• _Task instructions_: Among the lines below, list those containing the string "ylabel".

• _Extracted material_:
---------------

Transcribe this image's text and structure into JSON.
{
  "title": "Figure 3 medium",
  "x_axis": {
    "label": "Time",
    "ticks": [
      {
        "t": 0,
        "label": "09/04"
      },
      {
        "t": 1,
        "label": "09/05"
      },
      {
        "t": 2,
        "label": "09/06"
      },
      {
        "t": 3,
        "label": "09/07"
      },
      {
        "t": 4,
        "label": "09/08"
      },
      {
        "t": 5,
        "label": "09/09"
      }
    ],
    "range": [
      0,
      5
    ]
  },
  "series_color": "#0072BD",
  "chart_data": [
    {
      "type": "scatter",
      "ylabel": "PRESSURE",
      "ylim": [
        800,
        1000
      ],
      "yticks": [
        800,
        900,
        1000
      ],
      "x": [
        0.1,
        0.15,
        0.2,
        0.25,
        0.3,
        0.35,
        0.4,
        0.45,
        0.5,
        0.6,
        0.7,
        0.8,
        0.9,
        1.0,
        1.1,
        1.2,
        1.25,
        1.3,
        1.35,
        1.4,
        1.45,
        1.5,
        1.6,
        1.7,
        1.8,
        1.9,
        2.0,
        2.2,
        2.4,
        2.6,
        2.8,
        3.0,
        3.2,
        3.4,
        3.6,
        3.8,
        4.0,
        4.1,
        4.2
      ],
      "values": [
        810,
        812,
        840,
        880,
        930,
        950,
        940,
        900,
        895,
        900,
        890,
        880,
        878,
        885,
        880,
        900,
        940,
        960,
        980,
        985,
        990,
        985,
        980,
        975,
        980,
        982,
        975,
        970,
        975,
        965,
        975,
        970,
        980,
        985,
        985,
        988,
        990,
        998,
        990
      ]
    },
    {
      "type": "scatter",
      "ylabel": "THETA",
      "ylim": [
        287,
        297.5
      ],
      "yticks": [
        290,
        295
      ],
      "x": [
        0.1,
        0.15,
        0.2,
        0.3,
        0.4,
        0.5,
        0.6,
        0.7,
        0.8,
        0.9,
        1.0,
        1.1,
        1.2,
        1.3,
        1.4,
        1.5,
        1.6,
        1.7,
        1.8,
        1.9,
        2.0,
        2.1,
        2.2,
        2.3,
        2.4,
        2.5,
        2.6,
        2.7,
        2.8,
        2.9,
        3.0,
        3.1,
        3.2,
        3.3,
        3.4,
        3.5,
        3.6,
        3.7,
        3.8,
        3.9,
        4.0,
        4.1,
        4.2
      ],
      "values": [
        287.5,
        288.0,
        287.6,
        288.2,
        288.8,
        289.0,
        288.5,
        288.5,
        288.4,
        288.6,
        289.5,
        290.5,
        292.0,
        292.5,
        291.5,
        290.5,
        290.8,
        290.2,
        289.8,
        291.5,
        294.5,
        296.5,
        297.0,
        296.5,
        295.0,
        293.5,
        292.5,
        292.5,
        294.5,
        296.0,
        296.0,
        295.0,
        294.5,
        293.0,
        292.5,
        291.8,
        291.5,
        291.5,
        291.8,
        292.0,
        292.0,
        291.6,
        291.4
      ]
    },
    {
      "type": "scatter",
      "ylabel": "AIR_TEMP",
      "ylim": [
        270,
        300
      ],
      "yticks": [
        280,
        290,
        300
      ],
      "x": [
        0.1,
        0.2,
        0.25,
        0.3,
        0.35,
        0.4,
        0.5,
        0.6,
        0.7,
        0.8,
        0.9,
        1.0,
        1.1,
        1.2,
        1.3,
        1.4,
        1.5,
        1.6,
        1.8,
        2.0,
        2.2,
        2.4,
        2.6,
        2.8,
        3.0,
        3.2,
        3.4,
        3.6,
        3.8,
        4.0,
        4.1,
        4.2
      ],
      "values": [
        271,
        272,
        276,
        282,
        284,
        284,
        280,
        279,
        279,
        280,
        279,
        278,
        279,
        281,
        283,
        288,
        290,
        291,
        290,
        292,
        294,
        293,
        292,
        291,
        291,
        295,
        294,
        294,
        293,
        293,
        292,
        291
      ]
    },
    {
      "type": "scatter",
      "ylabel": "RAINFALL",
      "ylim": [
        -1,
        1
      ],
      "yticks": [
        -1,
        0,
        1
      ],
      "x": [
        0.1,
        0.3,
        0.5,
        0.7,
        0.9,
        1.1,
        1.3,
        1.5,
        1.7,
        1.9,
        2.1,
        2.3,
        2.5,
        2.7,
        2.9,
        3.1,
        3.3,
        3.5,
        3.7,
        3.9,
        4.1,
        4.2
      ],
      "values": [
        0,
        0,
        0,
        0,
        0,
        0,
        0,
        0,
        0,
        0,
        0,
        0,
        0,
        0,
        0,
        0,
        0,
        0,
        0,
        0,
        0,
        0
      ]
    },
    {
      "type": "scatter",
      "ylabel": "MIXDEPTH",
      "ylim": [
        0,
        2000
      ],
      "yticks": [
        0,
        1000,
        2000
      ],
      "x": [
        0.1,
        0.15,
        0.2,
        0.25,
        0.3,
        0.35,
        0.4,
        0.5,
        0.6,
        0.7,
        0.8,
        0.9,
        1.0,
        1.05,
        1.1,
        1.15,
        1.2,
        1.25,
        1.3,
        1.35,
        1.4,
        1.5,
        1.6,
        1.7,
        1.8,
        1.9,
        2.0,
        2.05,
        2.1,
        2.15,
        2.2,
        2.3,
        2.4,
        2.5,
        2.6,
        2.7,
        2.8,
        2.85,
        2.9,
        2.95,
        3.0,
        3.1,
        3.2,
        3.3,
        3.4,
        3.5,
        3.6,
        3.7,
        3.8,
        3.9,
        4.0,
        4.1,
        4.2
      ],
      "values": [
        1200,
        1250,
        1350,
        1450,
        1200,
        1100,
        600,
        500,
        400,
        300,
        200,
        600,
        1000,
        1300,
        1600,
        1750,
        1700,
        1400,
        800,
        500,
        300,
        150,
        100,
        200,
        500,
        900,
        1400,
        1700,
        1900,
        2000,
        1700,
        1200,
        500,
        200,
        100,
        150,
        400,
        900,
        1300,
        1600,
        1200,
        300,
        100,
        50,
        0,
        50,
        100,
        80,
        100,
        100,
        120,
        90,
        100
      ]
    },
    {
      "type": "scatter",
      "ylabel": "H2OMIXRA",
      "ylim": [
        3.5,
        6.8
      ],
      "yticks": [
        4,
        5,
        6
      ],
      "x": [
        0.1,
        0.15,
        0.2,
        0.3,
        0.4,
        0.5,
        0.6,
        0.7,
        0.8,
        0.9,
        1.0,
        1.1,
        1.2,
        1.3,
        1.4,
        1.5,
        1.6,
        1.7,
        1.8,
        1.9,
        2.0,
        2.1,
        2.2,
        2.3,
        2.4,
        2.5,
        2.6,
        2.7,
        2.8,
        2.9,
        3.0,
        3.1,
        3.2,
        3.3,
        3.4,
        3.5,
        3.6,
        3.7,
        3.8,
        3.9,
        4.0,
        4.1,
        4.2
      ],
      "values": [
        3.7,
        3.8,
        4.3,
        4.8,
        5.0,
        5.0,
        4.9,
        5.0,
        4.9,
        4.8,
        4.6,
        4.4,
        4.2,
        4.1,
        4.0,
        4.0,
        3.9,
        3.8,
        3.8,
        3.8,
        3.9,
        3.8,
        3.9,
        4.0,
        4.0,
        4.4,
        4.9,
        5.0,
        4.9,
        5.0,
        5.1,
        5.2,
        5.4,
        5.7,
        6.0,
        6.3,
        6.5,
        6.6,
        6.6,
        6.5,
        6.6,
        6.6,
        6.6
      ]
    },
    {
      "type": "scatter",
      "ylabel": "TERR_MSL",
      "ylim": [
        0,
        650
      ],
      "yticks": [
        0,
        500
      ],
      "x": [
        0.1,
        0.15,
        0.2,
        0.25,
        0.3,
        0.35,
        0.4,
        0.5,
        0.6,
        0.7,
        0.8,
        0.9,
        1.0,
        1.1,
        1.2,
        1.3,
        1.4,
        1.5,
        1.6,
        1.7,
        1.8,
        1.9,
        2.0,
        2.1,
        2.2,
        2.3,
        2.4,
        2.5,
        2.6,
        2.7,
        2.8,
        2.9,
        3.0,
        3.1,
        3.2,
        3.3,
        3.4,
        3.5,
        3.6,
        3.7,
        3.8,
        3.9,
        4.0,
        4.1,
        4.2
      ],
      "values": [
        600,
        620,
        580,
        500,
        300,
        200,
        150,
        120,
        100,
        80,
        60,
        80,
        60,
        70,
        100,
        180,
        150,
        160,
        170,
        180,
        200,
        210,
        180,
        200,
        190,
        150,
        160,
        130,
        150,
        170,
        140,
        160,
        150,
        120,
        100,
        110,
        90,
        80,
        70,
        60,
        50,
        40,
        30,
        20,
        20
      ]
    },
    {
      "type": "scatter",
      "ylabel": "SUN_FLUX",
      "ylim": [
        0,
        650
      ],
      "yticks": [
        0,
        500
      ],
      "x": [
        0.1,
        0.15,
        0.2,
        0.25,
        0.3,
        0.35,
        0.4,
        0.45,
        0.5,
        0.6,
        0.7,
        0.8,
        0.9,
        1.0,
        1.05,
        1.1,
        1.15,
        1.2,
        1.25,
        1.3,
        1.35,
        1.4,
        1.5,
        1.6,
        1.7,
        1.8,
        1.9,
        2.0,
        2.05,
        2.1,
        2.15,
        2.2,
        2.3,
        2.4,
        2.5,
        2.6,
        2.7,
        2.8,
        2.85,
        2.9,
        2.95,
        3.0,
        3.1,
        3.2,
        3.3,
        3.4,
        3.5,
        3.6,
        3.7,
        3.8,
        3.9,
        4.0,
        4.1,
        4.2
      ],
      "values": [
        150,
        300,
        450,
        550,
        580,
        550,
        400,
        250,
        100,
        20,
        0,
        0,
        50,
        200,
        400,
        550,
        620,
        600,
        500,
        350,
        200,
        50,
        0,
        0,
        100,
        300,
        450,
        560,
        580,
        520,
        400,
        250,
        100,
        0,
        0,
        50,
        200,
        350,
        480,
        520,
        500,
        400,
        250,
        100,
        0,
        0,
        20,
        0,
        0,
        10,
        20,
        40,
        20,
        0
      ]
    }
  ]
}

---------------

• _Solution to the exercise_:
      "ylabel": "PRESSURE",
      "ylabel": "THETA",
      "ylabel": "AIR_TEMP",
      "ylabel": "RAINFALL",
      "ylabel": "MIXDEPTH",
      "ylabel": "H2OMIXRA",
      "ylabel": "TERR_MSL",
      "ylabel": "SUN_FLUX",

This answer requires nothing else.